===== Data for this task

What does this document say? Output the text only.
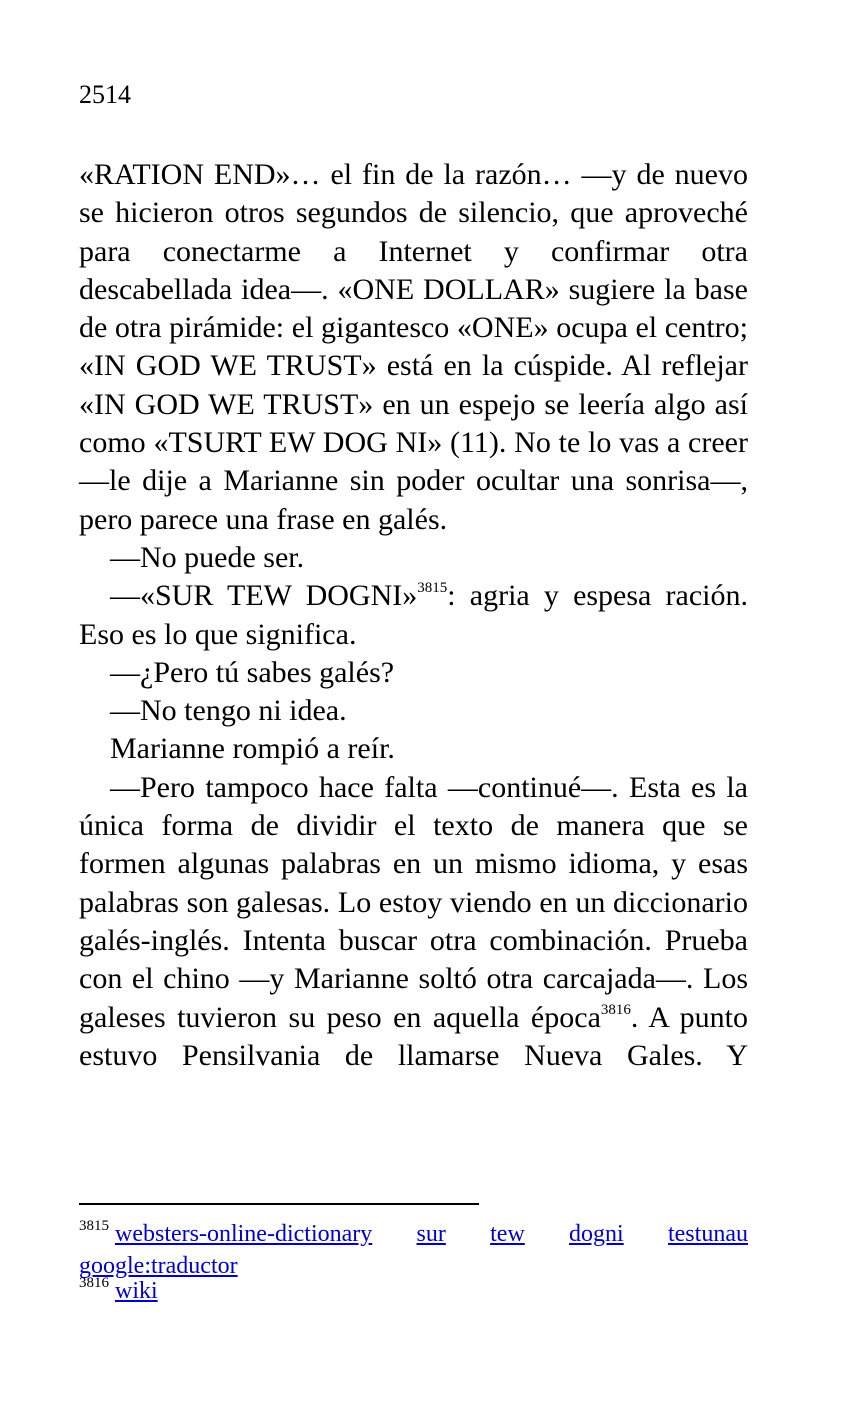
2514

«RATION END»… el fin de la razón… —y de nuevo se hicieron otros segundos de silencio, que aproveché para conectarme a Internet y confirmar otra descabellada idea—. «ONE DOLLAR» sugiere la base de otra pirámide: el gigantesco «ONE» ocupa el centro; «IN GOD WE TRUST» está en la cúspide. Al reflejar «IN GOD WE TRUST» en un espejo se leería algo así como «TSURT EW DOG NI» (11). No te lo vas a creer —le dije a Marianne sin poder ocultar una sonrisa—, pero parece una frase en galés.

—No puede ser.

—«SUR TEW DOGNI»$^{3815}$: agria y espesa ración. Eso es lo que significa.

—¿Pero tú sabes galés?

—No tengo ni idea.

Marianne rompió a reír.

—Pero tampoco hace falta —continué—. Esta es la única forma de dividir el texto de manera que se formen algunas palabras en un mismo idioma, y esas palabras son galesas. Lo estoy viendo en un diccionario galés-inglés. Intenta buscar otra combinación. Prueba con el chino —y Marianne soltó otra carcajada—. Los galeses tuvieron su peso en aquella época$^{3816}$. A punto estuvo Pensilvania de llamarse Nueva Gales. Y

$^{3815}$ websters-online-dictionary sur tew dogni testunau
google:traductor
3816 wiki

==========

§ **What this task involves**:
Return each line of the data, keeping its wording exact and omitting pictures.

§ **Written response**:
What does this document say? Output the text only.
2514

«RATION END»… el fin de la razón… —y de nuevo se hicieron otros segundos de silencio, que aproveché para conectarme a Internet y confirmar otra descabellada idea—. «ONE DOLLAR» sugiere la base de otra pirámide: el gigantesco «ONE» ocupa el centro; «IN GOD WE TRUST» está en la cúspide. Al reflejar «IN GOD WE TRUST» en un espejo se leería algo así como «TSURT EW DOG NI» (11). No te lo vas a creer —le dije a Marianne sin poder ocultar una sonrisa—, pero parece una frase en galés.

—No puede ser.

—«SUR TEW DOGNI»$^{3815}$: agria y espesa ración. Eso es lo que significa.

—¿Pero tú sabes galés?

—No tengo ni idea.

Marianne rompió a reír.

—Pero tampoco hace falta —continué—. Esta es la única forma de dividir el texto de manera que se formen algunas palabras en un mismo idioma, y esas palabras son galesas. Lo estoy viendo en un diccionario galés-inglés. Intenta buscar otra combinación. Prueba con el chino —y Marianne soltó otra carcajada—. Los galeses tuvieron su peso en aquella época$^{3816}$. A punto estuvo Pensilvania de llamarse Nueva Gales. Y

$^{3815}$ websters-online-dictionary sur tew dogni testunau
google:traductor
3816 wiki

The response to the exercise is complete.